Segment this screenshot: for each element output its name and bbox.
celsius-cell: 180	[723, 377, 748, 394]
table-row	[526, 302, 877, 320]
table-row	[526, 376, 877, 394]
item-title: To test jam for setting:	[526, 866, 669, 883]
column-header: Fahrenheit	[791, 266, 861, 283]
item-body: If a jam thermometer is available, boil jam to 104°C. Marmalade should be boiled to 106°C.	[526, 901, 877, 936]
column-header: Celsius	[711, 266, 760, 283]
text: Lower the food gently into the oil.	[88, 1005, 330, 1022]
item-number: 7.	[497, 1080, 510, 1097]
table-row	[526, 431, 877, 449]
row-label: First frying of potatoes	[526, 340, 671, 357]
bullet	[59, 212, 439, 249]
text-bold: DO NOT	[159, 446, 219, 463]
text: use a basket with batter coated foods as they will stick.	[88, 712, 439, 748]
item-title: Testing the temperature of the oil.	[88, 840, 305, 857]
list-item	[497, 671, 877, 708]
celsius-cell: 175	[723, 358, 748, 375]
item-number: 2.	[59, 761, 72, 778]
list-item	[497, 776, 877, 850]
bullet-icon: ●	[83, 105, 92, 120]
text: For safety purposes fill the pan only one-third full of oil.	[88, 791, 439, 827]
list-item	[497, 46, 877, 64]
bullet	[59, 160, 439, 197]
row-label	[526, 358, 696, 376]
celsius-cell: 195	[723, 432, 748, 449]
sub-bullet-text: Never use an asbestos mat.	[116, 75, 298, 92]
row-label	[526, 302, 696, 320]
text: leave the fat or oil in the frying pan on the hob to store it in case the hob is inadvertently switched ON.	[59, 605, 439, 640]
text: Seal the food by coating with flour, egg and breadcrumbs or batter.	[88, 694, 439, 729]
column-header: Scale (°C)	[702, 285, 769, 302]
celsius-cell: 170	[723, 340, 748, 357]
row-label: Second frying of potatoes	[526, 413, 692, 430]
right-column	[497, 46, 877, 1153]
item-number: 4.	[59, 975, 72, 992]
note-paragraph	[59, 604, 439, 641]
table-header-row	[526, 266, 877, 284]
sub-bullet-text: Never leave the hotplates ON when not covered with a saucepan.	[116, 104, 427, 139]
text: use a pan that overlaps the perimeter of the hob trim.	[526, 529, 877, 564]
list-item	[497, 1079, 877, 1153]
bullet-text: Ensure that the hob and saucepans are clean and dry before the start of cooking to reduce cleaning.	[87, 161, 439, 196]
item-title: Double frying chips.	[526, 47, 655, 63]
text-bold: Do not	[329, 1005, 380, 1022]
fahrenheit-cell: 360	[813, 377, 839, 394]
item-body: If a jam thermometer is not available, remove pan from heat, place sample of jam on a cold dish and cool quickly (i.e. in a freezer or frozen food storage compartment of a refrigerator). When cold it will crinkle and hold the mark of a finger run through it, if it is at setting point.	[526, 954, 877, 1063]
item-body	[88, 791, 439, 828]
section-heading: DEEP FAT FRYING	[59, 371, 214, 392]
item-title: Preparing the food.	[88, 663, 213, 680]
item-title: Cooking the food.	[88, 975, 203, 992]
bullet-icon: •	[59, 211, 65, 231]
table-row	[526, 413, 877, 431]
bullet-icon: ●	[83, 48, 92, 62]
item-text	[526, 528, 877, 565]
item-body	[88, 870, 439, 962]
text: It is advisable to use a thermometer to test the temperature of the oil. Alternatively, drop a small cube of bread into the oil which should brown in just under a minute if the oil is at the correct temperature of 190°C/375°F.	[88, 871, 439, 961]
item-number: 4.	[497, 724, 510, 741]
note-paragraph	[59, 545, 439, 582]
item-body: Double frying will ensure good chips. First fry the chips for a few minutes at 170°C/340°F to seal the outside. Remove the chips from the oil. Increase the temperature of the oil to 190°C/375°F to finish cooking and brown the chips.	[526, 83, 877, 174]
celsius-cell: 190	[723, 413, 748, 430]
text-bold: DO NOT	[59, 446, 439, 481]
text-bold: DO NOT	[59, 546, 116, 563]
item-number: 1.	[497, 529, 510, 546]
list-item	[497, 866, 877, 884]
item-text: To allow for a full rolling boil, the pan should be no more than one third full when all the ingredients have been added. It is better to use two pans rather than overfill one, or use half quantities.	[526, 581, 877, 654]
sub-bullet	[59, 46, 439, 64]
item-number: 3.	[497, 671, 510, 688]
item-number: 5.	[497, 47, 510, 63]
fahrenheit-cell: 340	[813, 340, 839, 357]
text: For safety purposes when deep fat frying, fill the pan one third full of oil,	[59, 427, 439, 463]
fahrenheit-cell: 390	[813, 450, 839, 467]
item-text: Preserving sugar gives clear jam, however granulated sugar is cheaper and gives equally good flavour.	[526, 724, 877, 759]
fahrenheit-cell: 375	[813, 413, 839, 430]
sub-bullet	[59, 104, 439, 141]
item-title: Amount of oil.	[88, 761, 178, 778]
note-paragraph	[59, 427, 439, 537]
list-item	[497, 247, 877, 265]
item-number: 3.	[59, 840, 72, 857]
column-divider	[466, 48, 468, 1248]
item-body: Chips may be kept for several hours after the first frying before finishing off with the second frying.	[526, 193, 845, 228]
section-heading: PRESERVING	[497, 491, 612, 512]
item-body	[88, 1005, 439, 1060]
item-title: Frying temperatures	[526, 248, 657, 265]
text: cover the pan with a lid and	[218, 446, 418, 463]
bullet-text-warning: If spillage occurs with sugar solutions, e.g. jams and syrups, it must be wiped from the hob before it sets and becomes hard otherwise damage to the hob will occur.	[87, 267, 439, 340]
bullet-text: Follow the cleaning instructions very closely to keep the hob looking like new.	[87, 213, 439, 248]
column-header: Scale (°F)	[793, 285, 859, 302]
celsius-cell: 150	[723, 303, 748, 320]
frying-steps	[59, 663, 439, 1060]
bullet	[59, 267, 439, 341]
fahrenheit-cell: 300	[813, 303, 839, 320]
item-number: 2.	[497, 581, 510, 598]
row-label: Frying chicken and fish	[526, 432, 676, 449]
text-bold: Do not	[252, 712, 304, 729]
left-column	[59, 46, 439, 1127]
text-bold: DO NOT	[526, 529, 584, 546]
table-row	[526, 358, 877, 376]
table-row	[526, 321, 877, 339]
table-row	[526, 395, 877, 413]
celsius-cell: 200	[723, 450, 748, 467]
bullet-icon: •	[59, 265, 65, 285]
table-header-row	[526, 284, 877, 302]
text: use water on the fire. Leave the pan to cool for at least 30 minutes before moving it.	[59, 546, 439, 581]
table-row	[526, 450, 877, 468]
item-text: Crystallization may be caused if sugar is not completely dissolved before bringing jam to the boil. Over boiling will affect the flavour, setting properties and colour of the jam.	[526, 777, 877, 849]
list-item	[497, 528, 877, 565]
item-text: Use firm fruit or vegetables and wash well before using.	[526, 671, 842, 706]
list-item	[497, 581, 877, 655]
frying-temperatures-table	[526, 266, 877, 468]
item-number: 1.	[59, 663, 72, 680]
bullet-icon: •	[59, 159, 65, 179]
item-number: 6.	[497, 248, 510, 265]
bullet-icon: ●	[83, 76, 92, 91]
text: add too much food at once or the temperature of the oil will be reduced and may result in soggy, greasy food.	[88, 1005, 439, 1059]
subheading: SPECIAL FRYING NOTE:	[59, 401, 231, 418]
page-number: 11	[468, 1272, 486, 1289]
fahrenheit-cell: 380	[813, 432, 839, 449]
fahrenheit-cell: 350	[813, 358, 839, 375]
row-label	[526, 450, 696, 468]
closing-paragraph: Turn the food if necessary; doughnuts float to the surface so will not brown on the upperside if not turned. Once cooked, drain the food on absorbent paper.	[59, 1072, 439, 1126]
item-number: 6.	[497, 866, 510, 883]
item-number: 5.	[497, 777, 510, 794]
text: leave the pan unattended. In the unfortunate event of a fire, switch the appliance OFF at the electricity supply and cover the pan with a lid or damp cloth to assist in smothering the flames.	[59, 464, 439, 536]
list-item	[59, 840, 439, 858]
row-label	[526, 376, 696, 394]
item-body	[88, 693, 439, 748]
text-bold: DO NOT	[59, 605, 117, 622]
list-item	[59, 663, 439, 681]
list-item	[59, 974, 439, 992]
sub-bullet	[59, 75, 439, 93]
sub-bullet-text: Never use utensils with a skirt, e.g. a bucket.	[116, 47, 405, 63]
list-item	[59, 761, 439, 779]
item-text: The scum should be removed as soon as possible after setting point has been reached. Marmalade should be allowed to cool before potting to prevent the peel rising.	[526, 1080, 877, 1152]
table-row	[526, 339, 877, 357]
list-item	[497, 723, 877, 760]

:::

Stated goal: Locate each line in the entries above that contains the word "safety" and copy those lines out in full.

Solution to the exercise:
text: For safety purposes fill the pan only one-third full of oil.	[88, 791, 439, 827]
text: For safety purposes when deep fat frying, fill the pan one third full of oil,	[59, 427, 439, 463]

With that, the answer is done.